Supplied material.
══════

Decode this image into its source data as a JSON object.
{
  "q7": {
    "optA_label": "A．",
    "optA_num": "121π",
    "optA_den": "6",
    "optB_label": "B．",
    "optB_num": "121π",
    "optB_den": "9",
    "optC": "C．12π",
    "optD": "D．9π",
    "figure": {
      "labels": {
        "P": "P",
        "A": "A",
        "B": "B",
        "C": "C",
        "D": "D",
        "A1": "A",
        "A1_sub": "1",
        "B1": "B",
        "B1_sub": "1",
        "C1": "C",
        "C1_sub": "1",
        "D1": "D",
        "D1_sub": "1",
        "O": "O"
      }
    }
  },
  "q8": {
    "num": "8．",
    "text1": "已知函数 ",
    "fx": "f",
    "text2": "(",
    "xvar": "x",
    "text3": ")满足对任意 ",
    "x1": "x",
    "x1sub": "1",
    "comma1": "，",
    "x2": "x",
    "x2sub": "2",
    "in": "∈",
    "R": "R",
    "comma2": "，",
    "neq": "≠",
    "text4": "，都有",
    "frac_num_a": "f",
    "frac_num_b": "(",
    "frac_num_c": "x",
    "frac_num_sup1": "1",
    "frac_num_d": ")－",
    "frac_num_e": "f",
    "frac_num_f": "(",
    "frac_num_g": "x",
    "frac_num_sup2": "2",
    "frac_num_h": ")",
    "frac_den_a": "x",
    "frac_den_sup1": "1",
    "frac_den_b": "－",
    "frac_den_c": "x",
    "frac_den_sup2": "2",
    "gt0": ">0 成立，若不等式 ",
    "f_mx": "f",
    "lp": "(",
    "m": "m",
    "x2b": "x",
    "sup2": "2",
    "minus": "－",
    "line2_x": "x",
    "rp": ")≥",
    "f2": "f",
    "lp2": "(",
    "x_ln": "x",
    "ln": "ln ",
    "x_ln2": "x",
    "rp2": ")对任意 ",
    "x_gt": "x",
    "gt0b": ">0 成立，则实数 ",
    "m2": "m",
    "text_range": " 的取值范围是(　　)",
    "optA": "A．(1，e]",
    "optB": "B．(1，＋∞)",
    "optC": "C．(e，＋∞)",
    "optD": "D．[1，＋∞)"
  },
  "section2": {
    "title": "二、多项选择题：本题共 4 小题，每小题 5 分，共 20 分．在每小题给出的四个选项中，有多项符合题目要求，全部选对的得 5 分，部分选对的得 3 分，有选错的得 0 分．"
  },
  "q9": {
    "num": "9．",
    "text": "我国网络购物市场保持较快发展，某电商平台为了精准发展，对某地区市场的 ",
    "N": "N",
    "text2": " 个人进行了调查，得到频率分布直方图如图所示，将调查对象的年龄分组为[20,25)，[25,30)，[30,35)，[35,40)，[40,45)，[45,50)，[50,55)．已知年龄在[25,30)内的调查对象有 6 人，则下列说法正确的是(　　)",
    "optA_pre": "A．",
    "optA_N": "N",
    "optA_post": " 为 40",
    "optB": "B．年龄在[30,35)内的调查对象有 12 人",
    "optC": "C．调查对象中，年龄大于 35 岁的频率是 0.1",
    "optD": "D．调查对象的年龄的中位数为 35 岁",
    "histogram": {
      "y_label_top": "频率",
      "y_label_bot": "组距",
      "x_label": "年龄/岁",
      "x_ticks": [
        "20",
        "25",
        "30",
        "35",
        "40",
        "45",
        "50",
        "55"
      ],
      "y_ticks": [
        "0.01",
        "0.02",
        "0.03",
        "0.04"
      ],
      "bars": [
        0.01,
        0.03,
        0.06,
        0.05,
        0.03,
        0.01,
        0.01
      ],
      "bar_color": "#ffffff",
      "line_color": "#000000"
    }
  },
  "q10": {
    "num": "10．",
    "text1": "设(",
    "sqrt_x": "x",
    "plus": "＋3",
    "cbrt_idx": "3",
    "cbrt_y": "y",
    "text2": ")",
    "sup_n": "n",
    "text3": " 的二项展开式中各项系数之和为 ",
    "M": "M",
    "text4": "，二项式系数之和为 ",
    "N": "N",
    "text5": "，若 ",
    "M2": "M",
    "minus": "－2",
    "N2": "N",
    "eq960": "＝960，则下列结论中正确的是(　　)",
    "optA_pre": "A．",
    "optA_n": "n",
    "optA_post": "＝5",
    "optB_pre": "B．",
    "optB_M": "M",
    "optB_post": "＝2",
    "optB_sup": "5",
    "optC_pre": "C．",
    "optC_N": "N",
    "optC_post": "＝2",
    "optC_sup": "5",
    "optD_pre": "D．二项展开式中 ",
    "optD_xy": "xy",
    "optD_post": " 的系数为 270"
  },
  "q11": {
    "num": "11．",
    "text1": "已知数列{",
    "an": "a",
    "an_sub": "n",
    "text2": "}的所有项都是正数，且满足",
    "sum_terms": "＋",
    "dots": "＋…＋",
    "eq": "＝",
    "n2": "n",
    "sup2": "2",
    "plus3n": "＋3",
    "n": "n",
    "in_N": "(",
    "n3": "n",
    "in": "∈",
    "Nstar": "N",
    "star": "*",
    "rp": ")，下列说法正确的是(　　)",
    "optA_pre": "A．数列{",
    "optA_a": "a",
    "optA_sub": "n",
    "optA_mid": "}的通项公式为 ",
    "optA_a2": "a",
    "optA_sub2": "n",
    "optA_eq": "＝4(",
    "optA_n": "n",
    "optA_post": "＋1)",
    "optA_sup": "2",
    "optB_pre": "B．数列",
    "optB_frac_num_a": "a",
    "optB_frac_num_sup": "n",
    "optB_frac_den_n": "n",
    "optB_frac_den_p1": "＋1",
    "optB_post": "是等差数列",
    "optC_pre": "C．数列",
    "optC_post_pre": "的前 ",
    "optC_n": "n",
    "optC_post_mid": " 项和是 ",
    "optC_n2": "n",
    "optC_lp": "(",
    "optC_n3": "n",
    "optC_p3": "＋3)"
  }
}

══════

Write out the entire listing exactly.

Result of this exercise.
Decode this image into its source data as a JSON object.
{
  "q7": {
    "optA_label": "A．",
    "optA_num": "121π",
    "optA_den": "6",
    "optB_label": "B．",
    "optB_num": "121π",
    "optB_den": "9",
    "optC": "C．12π",
    "optD": "D．9π",
    "figure": {
      "labels": {
        "P": "P",
        "A": "A",
        "B": "B",
        "C": "C",
        "D": "D",
        "A1": "A",
        "A1_sub": "1",
        "B1": "B",
        "B1_sub": "1",
        "C1": "C",
        "C1_sub": "1",
        "D1": "D",
        "D1_sub": "1",
        "O": "O"
      }
    }
  },
  "q8": {
    "num": "8．",
    "text1": "已知函数 ",
    "fx": "f",
    "text2": "(",
    "xvar": "x",
    "text3": ")满足对任意 ",
    "x1": "x",
    "x1sub": "1",
    "comma1": "，",
    "x2": "x",
    "x2sub": "2",
    "in": "∈",
    "R": "R",
    "comma2": "，",
    "neq": "≠",
    "text4": "，都有",
    "frac_num_a": "f",
    "frac_num_b": "(",
    "frac_num_c": "x",
    "frac_num_sup1": "1",
    "frac_num_d": ")－",
    "frac_num_e": "f",
    "frac_num_f": "(",
    "frac_num_g": "x",
    "frac_num_sup2": "2",
    "frac_num_h": ")",
    "frac_den_a": "x",
    "frac_den_sup1": "1",
    "frac_den_b": "－",
    "frac_den_c": "x",
    "frac_den_sup2": "2",
    "gt0": ">0 成立，若不等式 ",
    "f_mx": "f",
    "lp": "(",
    "m": "m",
    "x2b": "x",
    "sup2": "2",
    "minus": "－",
    "line2_x": "x",
    "rp": ")≥",
    "f2": "f",
    "lp2": "(",
    "x_ln": "x",
    "ln": "ln ",
    "x_ln2": "x",
    "rp2": ")对任意 ",
    "x_gt": "x",
    "gt0b": ">0 成立，则实数 ",
    "m2": "m",
    "text_range": " 的取值范围是(　　)",
    "optA": "A．(1，e]",
    "optB": "B．(1，＋∞)",
    "optC": "C．(e，＋∞)",
    "optD": "D．[1，＋∞)"
  },
  "section2": {
    "title": "二、多项选择题：本题共 4 小题，每小题 5 分，共 20 分．在每小题给出的四个选项中，有多项符合题目要求，全部选对的得 5 分，部分选对的得 3 分，有选错的得 0 分．"
  },
  "q9": {
    "num": "9．",
    "text": "我国网络购物市场保持较快发展，某电商平台为了精准发展，对某地区市场的 ",
    "N": "N",
    "text2": " 个人进行了调查，得到频率分布直方图如图所示，将调查对象的年龄分组为[20,25)，[25,30)，[30,35)，[35,40)，[40,45)，[45,50)，[50,55)．已知年龄在[25,30)内的调查对象有 6 人，则下列说法正确的是(　　)",
    "optA_pre": "A．",
    "optA_N": "N",
    "optA_post": " 为 40",
    "optB": "B．年龄在[30,35)内的调查对象有 12 人",
    "optC": "C．调查对象中，年龄大于 35 岁的频率是 0.1",
    "optD": "D．调查对象的年龄的中位数为 35 岁",
    "histogram": {
      "y_label_top": "频率",
      "y_label_bot": "组距",
      "x_label": "年龄/岁",
      "x_ticks": [
        "20",
        "25",
        "30",
        "35",
        "40",
        "45",
        "50",
        "55"
      ],
      "y_ticks": [
        "0.01",
        "0.02",
        "0.03",
        "0.04"
      ],
      "bars": [
        0.01,
        0.03,
        0.06,
        0.05,
        0.03,
        0.01,
        0.01
      ],
      "bar_color": "#ffffff",
      "line_color": "#000000"
    }
  },
  "q10": {
    "num": "10．",
    "text1": "设(",
    "sqrt_x": "x",
    "plus": "＋3",
    "cbrt_idx": "3",
    "cbrt_y": "y",
    "text2": ")",
    "sup_n": "n",
    "text3": " 的二项展开式中各项系数之和为 ",
    "M": "M",
    "text4": "，二项式系数之和为 ",
    "N": "N",
    "text5": "，若 ",
    "M2": "M",
    "minus": "－2",
    "N2": "N",
    "eq960": "＝960，则下列结论中正确的是(　　)",
    "optA_pre": "A．",
    "optA_n": "n",
    "optA_post": "＝5",
    "optB_pre": "B．",
    "optB_M": "M",
    "optB_post": "＝2",
    "optB_sup": "5",
    "optC_pre": "C．",
    "optC_N": "N",
    "optC_post": "＝2",
    "optC_sup": "5",
    "optD_pre": "D．二项展开式中 ",
    "optD_xy": "xy",
    "optD_post": " 的系数为 270"
  },
  "q11": {
    "num": "11．",
    "text1": "已知数列{",
    "an": "a",
    "an_sub": "n",
    "text2": "}的所有项都是正数，且满足",
    "sum_terms": "＋",
    "dots": "＋…＋",
    "eq": "＝",
    "n2": "n",
    "sup2": "2",
    "plus3n": "＋3",
    "n": "n",
    "in_N": "(",
    "n3": "n",
    "in": "∈",
    "Nstar": "N",
    "star": "*",
    "rp": ")，下列说法正确的是(　　)",
    "optA_pre": "A．数列{",
    "optA_a": "a",
    "optA_sub": "n",
    "optA_mid": "}的通项公式为 ",
    "optA_a2": "a",
    "optA_sub2": "n",
    "optA_eq": "＝4(",
    "optA_n": "n",
    "optA_post": "＋1)",
    "optA_sup": "2",
    "optB_pre": "B．数列",
    "optB_frac_num_a": "a",
    "optB_frac_num_sup": "n",
    "optB_frac_den_n": "n",
    "optB_frac_den_p1": "＋1",
    "optB_post": "是等差数列",
    "optC_pre": "C．数列",
    "optC_post_pre": "的前 ",
    "optC_n": "n",
    "optC_post_mid": " 项和是 ",
    "optC_n2": "n",
    "optC_lp": "(",
    "optC_n3": "n",
    "optC_p3": "＋3)"
  }
}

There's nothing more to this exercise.